INSTRUCTIONS TO FOLLOW →
Please print the full listing exactly.
[Start RECORD EXTRACTS]
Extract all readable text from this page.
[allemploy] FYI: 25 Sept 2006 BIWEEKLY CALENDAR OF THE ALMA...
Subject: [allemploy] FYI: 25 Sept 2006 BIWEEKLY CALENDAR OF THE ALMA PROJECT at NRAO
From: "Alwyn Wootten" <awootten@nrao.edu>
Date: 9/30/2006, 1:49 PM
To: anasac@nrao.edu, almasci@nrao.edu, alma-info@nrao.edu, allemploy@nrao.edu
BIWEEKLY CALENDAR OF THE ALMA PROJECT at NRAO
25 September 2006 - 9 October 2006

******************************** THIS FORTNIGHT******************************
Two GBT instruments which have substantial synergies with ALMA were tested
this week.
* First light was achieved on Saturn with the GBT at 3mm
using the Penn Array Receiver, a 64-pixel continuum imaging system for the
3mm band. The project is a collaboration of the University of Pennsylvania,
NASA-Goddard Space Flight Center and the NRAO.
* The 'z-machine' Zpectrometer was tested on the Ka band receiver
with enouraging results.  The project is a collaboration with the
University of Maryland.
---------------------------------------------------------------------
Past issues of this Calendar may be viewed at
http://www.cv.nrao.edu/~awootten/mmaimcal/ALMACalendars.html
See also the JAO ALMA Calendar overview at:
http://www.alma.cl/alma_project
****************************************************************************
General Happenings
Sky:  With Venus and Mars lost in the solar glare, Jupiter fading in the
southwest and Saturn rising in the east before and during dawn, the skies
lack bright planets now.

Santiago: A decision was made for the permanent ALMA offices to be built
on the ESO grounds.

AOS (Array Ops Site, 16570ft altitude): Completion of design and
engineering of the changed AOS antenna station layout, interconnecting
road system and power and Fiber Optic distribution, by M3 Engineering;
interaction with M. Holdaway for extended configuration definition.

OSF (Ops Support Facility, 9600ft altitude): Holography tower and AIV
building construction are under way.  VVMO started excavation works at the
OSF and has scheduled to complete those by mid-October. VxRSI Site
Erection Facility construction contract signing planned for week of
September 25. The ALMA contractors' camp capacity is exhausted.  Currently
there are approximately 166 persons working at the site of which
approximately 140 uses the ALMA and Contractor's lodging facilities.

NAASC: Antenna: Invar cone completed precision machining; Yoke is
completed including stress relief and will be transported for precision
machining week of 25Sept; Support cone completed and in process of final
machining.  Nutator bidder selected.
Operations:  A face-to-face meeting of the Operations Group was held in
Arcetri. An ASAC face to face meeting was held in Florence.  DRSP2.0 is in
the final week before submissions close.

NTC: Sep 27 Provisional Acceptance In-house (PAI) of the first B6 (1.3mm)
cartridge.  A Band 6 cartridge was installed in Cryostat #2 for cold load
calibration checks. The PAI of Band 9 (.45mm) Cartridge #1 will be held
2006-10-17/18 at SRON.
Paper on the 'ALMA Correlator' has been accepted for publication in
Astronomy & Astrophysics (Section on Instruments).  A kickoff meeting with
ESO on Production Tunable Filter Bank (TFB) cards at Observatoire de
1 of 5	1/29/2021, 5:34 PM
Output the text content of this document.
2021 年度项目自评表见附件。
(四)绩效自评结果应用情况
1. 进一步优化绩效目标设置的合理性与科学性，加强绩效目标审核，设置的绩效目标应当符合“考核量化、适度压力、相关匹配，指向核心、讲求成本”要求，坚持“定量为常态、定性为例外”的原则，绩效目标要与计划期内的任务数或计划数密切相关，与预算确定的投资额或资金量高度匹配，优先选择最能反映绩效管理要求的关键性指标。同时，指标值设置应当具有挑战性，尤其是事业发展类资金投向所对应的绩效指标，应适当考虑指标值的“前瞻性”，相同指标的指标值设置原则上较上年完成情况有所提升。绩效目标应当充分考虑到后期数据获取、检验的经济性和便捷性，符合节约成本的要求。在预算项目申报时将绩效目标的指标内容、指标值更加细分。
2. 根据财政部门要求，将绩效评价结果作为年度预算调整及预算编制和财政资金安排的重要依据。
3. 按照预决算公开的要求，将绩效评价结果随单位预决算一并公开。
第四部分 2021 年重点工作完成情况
[End RECORD EXTRACTS]
ANSWER TO THIS TASK →
Extract all readable text from this page.
[allemploy] FYI: 25 Sept 2006 BIWEEKLY CALENDAR OF THE ALMA...
Subject: [allemploy] FYI: 25 Sept 2006 BIWEEKLY CALENDAR OF THE ALMA PROJECT at NRAO
From: "Alwyn Wootten" <awootten@nrao.edu>
Date: 9/30/2006, 1:49 PM
To: anasac@nrao.edu, almasci@nrao.edu, alma-info@nrao.edu, allemploy@nrao.edu
BIWEEKLY CALENDAR OF THE ALMA PROJECT at NRAO
25 September 2006 - 9 October 2006

******************************** THIS FORTNIGHT******************************
Two GBT instruments which have substantial synergies with ALMA were tested
this week.
* First light was achieved on Saturn with the GBT at 3mm
using the Penn Array Receiver, a 64-pixel continuum imaging system for the
3mm band. The project is a collaboration of the University of Pennsylvania,
NASA-Goddard Space Flight Center and the NRAO.
* The 'z-machine' Zpectrometer was tested on the Ka band receiver
with enouraging results.  The project is a collaboration with the
University of Maryland.
---------------------------------------------------------------------
Past issues of this Calendar may be viewed at
http://www.cv.nrao.edu/~awootten/mmaimcal/ALMACalendars.html
See also the JAO ALMA Calendar overview at:
http://www.alma.cl/alma_project
****************************************************************************
General Happenings
Sky:  With Venus and Mars lost in the solar glare, Jupiter fading in the
southwest and Saturn rising in the east before and during dawn, the skies
lack bright planets now.

Santiago: A decision was made for the permanent ALMA offices to be built
on the ESO grounds.

AOS (Array Ops Site, 16570ft altitude): Completion of design and
engineering of the changed AOS antenna station layout, interconnecting
road system and power and Fiber Optic distribution, by M3 Engineering;
interaction with M. Holdaway for extended configuration definition.

OSF (Ops Support Facility, 9600ft altitude): Holography tower and AIV
building construction are under way.  VVMO started excavation works at the
OSF and has scheduled to complete those by mid-October. VxRSI Site
Erection Facility construction contract signing planned for week of
September 25. The ALMA contractors' camp capacity is exhausted.  Currently
there are approximately 166 persons working at the site of which
approximately 140 uses the ALMA and Contractor's lodging facilities.

NAASC: Antenna: Invar cone completed precision machining; Yoke is
completed including stress relief and will be transported for precision
machining week of 25Sept; Support cone completed and in process of final
machining.  Nutator bidder selected.
Operations:  A face-to-face meeting of the Operations Group was held in
Arcetri. An ASAC face to face meeting was held in Florence.  DRSP2.0 is in
the final week before submissions close.

NTC: Sep 27 Provisional Acceptance In-house (PAI) of the first B6 (1.3mm)
cartridge.  A Band 6 cartridge was installed in Cryostat #2 for cold load
calibration checks. The PAI of Band 9 (.45mm) Cartridge #1 will be held
2006-10-17/18 at SRON.
Paper on the 'ALMA Correlator' has been accepted for publication in
Astronomy & Astrophysics (Section on Instruments).  A kickoff meeting with
ESO on Production Tunable Filter Bank (TFB) cards at Observatoire de
1 of 5	1/29/2021, 5:34 PM
Output the text content of this document.
2021 年度项目自评表见附件。
(四)绩效自评结果应用情况
1. 进一步优化绩效目标设置的合理性与科学性，加强绩效目标审核，设置的绩效目标应当符合“考核量化、适度压力、相关匹配，指向核心、讲求成本”要求，坚持“定量为常态、定性为例外”的原则，绩效目标要与计划期内的任务数或计划数密切相关，与预算确定的投资额或资金量高度匹配，优先选择最能反映绩效管理要求的关键性指标。同时，指标值设置应当具有挑战性，尤其是事业发展类资金投向所对应的绩效指标，应适当考虑指标值的“前瞻性”，相同指标的指标值设置原则上较上年完成情况有所提升。绩效目标应当充分考虑到后期数据获取、检验的经济性和便捷性，符合节约成本的要求。在预算项目申报时将绩效目标的指标内容、指标值更加细分。
2. 根据财政部门要求，将绩效评价结果作为年度预算调整及预算编制和财政资金安排的重要依据。
3. 按照预决算公开的要求，将绩效评价结果随单位预决算一并公开。
第四部分 2021 年重点工作完成情况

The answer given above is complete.